## [Brief]
Gather all lines in the entries below that include the word "劈形空气层的厚度变大".

— START OF Information provided —

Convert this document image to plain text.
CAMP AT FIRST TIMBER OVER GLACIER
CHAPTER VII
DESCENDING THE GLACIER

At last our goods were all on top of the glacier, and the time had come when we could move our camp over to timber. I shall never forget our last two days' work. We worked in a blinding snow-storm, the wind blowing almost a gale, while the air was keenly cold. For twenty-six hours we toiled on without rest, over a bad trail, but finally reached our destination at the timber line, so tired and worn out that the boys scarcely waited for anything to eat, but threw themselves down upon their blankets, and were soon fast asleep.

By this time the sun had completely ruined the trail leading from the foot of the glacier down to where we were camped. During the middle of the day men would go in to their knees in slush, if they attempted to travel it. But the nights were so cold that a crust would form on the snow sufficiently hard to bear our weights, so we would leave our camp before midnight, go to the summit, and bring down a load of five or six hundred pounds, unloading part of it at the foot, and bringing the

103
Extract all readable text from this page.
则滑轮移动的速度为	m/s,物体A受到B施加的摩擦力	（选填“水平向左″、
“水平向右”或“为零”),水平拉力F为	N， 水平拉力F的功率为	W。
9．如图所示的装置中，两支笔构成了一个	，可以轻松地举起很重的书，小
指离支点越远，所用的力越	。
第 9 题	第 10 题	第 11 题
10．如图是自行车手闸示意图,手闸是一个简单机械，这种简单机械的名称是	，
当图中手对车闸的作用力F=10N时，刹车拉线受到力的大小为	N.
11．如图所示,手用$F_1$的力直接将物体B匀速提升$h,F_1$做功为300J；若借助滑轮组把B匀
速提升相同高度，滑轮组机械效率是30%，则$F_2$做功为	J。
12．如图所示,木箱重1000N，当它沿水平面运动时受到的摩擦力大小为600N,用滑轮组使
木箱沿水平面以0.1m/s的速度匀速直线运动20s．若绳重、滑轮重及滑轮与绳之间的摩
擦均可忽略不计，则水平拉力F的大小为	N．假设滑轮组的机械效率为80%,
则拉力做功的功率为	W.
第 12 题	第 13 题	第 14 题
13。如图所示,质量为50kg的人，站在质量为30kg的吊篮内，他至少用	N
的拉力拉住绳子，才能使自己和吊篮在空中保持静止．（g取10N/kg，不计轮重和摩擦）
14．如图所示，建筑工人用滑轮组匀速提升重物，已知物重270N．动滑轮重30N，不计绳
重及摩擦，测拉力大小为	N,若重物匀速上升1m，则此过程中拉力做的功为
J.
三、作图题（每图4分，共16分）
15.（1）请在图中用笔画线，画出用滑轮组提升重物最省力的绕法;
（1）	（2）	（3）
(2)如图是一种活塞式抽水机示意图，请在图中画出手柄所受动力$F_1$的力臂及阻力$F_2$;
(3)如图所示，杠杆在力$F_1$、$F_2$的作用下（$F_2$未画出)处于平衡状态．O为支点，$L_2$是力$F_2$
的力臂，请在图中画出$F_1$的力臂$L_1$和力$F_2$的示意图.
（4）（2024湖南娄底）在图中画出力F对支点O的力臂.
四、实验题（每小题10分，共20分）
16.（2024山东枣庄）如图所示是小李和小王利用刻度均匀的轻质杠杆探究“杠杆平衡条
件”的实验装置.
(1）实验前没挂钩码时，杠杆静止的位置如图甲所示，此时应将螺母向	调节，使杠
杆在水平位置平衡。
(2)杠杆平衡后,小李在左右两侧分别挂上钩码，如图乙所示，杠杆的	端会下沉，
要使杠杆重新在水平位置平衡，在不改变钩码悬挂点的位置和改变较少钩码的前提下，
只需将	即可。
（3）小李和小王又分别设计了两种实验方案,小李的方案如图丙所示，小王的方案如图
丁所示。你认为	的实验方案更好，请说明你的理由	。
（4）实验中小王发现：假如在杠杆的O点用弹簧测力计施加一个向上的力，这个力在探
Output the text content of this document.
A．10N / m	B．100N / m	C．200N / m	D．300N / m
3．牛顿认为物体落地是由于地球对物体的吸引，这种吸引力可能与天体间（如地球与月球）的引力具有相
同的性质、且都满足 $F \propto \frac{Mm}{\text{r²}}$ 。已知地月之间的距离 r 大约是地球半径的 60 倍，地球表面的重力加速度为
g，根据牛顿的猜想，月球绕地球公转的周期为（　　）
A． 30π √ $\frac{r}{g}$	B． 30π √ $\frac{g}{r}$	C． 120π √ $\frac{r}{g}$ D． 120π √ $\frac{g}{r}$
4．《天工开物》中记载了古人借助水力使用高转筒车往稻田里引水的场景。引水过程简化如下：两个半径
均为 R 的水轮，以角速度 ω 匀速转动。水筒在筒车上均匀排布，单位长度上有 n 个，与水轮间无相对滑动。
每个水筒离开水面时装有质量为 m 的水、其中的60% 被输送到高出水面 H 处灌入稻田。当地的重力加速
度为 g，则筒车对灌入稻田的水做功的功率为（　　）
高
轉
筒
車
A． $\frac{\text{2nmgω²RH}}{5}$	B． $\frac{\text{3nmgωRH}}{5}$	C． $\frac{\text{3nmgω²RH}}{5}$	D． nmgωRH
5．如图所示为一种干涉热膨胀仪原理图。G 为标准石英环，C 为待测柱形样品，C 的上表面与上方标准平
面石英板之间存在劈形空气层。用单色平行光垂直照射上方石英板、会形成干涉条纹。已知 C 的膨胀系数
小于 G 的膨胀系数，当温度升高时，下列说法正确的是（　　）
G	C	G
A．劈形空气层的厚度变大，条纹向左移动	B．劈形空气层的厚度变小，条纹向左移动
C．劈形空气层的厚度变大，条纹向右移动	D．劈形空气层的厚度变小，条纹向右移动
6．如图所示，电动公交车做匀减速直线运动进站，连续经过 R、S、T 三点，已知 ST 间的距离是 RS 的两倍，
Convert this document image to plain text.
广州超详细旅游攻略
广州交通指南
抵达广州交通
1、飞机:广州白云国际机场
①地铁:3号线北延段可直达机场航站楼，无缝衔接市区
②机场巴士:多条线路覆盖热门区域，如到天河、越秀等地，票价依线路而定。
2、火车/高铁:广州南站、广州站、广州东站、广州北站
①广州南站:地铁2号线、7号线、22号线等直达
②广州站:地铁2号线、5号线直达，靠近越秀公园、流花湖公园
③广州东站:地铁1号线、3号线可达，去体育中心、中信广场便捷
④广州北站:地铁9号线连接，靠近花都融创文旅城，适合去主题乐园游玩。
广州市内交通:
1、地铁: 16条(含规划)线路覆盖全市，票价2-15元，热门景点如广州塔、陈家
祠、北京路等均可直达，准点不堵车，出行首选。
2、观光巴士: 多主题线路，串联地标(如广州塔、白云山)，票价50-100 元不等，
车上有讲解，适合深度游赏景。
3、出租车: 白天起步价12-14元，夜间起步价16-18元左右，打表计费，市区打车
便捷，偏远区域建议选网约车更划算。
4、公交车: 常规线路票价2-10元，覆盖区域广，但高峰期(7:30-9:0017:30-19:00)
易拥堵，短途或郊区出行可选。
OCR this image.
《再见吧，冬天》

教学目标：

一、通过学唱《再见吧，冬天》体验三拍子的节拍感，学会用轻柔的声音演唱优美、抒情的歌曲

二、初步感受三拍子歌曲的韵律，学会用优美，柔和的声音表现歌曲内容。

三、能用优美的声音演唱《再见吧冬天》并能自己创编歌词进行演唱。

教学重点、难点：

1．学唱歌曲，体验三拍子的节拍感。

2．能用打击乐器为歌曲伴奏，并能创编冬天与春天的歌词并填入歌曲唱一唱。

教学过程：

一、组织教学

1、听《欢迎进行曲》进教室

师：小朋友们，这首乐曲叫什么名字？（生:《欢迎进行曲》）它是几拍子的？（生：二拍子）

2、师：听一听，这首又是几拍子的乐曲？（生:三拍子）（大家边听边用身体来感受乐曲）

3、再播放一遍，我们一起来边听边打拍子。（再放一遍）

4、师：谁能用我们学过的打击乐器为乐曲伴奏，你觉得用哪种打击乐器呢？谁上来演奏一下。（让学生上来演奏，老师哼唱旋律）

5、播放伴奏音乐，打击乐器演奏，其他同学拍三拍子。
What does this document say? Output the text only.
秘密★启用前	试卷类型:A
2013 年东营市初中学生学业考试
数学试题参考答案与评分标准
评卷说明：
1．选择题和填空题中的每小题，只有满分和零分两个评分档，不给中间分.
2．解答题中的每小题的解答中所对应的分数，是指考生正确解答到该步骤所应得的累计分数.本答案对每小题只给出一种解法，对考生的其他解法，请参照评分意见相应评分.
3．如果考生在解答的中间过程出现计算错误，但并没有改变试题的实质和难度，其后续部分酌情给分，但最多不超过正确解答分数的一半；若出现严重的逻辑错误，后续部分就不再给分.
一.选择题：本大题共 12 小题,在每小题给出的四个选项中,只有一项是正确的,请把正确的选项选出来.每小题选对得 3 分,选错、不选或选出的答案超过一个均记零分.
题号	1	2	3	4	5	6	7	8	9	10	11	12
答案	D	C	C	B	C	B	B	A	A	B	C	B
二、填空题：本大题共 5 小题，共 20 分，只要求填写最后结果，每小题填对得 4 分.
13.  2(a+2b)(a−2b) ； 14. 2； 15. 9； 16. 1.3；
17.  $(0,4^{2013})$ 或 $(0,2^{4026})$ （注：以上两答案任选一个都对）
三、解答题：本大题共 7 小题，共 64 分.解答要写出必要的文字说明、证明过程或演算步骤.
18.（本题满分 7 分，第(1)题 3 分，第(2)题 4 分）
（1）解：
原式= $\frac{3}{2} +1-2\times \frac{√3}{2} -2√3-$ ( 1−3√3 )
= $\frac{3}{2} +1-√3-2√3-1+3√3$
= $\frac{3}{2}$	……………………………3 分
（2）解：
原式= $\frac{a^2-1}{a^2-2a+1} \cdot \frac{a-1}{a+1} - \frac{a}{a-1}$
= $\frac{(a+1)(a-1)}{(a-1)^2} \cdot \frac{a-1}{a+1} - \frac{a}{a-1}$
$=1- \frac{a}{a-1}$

— END OF Information provided —

## [Full output]
A．劈形空气层的厚度变大，条纹向左移动	B．劈形空气层的厚度变小，条纹向左移动
C．劈形空气层的厚度变大，条纹向右移动	D．劈形空气层的厚度变小，条纹向右移动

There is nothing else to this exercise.